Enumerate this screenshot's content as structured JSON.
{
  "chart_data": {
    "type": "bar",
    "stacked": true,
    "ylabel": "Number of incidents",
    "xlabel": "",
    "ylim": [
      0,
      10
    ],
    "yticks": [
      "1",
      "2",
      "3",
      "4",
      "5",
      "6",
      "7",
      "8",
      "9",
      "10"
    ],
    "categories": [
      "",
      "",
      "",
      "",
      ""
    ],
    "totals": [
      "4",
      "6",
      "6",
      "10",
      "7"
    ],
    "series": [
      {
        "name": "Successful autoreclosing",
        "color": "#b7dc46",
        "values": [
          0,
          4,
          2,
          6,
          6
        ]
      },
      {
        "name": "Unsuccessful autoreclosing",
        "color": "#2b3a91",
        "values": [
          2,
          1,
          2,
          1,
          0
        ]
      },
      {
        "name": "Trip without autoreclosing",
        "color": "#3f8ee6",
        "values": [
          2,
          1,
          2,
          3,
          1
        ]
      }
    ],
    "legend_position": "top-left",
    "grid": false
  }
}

### JOB
Exactly as written, please output every entry.

### EXERCISE RESULT
Enumerate this screenshot's content as structured JSON.
{
  "chart_data": {
    "type": "bar",
    "stacked": true,
    "ylabel": "Number of incidents",
    "xlabel": "",
    "ylim": [
      0,
      10
    ],
    "yticks": [
      "1",
      "2",
      "3",
      "4",
      "5",
      "6",
      "7",
      "8",
      "9",
      "10"
    ],
    "categories": [
      "",
      "",
      "",
      "",
      ""
    ],
    "totals": [
      "4",
      "6",
      "6",
      "10",
      "7"
    ],
    "series": [
      {
        "name": "Successful autoreclosing",
        "color": "#b7dc46",
        "values": [
          0,
          4,
          2,
          6,
          6
        ]
      },
      {
        "name": "Unsuccessful autoreclosing",
        "color": "#2b3a91",
        "values": [
          2,
          1,
          2,
          1,
          0
        ]
      },
      {
        "name": "Trip without autoreclosing",
        "color": "#3f8ee6",
        "values": [
          2,
          1,
          2,
          3,
          1
        ]
      }
    ],
    "legend_position": "top-left",
    "grid": false
  }
}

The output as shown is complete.